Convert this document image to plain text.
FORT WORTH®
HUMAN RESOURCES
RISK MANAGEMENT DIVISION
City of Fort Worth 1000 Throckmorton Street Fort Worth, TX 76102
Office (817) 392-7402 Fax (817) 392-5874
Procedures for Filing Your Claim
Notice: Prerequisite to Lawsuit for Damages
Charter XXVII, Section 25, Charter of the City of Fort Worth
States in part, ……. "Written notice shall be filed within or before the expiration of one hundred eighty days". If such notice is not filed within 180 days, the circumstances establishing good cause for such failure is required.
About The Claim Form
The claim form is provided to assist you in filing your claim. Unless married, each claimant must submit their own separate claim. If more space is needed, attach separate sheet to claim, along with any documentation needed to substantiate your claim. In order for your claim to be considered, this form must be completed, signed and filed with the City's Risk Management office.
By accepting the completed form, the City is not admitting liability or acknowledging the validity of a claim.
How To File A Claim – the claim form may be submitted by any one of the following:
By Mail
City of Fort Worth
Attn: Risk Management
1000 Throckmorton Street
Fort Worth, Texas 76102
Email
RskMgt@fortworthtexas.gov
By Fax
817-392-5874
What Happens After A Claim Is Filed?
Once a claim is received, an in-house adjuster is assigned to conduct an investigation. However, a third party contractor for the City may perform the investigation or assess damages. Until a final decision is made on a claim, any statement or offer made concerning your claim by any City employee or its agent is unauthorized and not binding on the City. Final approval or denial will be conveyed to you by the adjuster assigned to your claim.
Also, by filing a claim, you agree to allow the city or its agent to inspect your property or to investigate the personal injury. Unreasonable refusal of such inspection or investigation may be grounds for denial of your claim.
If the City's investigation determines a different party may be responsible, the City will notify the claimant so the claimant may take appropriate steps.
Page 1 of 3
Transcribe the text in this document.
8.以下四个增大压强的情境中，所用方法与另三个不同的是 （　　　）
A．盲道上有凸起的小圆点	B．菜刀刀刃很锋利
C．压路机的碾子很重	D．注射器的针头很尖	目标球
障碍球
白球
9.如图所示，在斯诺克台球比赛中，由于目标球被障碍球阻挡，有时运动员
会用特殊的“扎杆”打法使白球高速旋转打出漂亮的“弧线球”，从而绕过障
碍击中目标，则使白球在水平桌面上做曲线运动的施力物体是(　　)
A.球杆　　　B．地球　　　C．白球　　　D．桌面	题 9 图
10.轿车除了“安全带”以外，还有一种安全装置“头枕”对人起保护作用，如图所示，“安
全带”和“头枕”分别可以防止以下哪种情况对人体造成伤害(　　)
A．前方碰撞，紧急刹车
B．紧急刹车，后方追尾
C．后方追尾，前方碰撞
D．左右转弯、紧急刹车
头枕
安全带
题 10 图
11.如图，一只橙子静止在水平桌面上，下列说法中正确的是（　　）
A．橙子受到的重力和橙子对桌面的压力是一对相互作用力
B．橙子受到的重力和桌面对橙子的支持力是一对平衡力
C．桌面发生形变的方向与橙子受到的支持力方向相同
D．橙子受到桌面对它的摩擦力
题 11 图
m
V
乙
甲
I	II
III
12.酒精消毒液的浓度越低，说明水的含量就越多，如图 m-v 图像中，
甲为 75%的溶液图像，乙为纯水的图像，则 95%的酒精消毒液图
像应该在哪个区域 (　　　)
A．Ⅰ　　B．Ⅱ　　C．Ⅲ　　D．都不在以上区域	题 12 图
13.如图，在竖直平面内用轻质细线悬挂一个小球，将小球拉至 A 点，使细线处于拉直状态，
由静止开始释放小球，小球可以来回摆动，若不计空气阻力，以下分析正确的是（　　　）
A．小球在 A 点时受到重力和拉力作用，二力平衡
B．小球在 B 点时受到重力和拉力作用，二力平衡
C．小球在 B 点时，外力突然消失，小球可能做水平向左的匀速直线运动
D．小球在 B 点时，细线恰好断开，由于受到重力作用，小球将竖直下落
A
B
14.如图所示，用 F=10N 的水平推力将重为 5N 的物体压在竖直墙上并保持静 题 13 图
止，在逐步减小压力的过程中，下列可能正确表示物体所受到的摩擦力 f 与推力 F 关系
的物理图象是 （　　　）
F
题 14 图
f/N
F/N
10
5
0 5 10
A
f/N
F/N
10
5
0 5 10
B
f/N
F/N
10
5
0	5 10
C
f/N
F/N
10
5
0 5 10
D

--------

◆ **WRITTEN REQUEST**: Repeat all of the records above exactly as written.

◆ **ANSWER TO THIS TASK**:
Convert this document image to plain text.
FORT WORTH®
HUMAN RESOURCES
RISK MANAGEMENT DIVISION
City of Fort Worth 1000 Throckmorton Street Fort Worth, TX 76102
Office (817) 392-7402 Fax (817) 392-5874
Procedures for Filing Your Claim
Notice: Prerequisite to Lawsuit for Damages
Charter XXVII, Section 25, Charter of the City of Fort Worth
States in part, ……. "Written notice shall be filed within or before the expiration of one hundred eighty days". If such notice is not filed within 180 days, the circumstances establishing good cause for such failure is required.
About The Claim Form
The claim form is provided to assist you in filing your claim. Unless married, each claimant must submit their own separate claim. If more space is needed, attach separate sheet to claim, along with any documentation needed to substantiate your claim. In order for your claim to be considered, this form must be completed, signed and filed with the City's Risk Management office.
By accepting the completed form, the City is not admitting liability or acknowledging the validity of a claim.
How To File A Claim – the claim form may be submitted by any one of the following:
By Mail
City of Fort Worth
Attn: Risk Management
1000 Throckmorton Street
Fort Worth, Texas 76102
Email
RskMgt@fortworthtexas.gov
By Fax
817-392-5874
What Happens After A Claim Is Filed?
Once a claim is received, an in-house adjuster is assigned to conduct an investigation. However, a third party contractor for the City may perform the investigation or assess damages. Until a final decision is made on a claim, any statement or offer made concerning your claim by any City employee or its agent is unauthorized and not binding on the City. Final approval or denial will be conveyed to you by the adjuster assigned to your claim.
Also, by filing a claim, you agree to allow the city or its agent to inspect your property or to investigate the personal injury. Unreasonable refusal of such inspection or investigation may be grounds for denial of your claim.
If the City's investigation determines a different party may be responsible, the City will notify the claimant so the claimant may take appropriate steps.
Page 1 of 3
Transcribe the text in this document.
8.以下四个增大压强的情境中，所用方法与另三个不同的是 （　　　）
A．盲道上有凸起的小圆点	B．菜刀刀刃很锋利
C．压路机的碾子很重	D．注射器的针头很尖	目标球
障碍球
白球
9.如图所示，在斯诺克台球比赛中，由于目标球被障碍球阻挡，有时运动员
会用特殊的“扎杆”打法使白球高速旋转打出漂亮的“弧线球”，从而绕过障
碍击中目标，则使白球在水平桌面上做曲线运动的施力物体是(　　)
A.球杆　　　B．地球　　　C．白球　　　D．桌面	题 9 图
10.轿车除了“安全带”以外，还有一种安全装置“头枕”对人起保护作用，如图所示，“安
全带”和“头枕”分别可以防止以下哪种情况对人体造成伤害(　　)
A．前方碰撞，紧急刹车
B．紧急刹车，后方追尾
C．后方追尾，前方碰撞
D．左右转弯、紧急刹车
头枕
安全带
题 10 图
11.如图，一只橙子静止在水平桌面上，下列说法中正确的是（　　）
A．橙子受到的重力和橙子对桌面的压力是一对相互作用力
B．橙子受到的重力和桌面对橙子的支持力是一对平衡力
C．桌面发生形变的方向与橙子受到的支持力方向相同
D．橙子受到桌面对它的摩擦力
题 11 图
m
V
乙
甲
I	II
III
12.酒精消毒液的浓度越低，说明水的含量就越多，如图 m-v 图像中，
甲为 75%的溶液图像，乙为纯水的图像，则 95%的酒精消毒液图
像应该在哪个区域 (　　　)
A．Ⅰ　　B．Ⅱ　　C．Ⅲ　　D．都不在以上区域	题 12 图
13.如图，在竖直平面内用轻质细线悬挂一个小球，将小球拉至 A 点，使细线处于拉直状态，
由静止开始释放小球，小球可以来回摆动，若不计空气阻力，以下分析正确的是（　　　）
A．小球在 A 点时受到重力和拉力作用，二力平衡
B．小球在 B 点时受到重力和拉力作用，二力平衡
C．小球在 B 点时，外力突然消失，小球可能做水平向左的匀速直线运动
D．小球在 B 点时，细线恰好断开，由于受到重力作用，小球将竖直下落
A
B
14.如图所示，用 F=10N 的水平推力将重为 5N 的物体压在竖直墙上并保持静 题 13 图
止，在逐步减小压力的过程中，下列可能正确表示物体所受到的摩擦力 f 与推力 F 关系
的物理图象是 （　　　）
F
题 14 图
f/N
F/N
10
5
0 5 10
A
f/N
F/N
10
5
0 5 10
B
f/N
F/N
10
5
0	5 10
C
f/N
F/N
10
5
0 5 10
D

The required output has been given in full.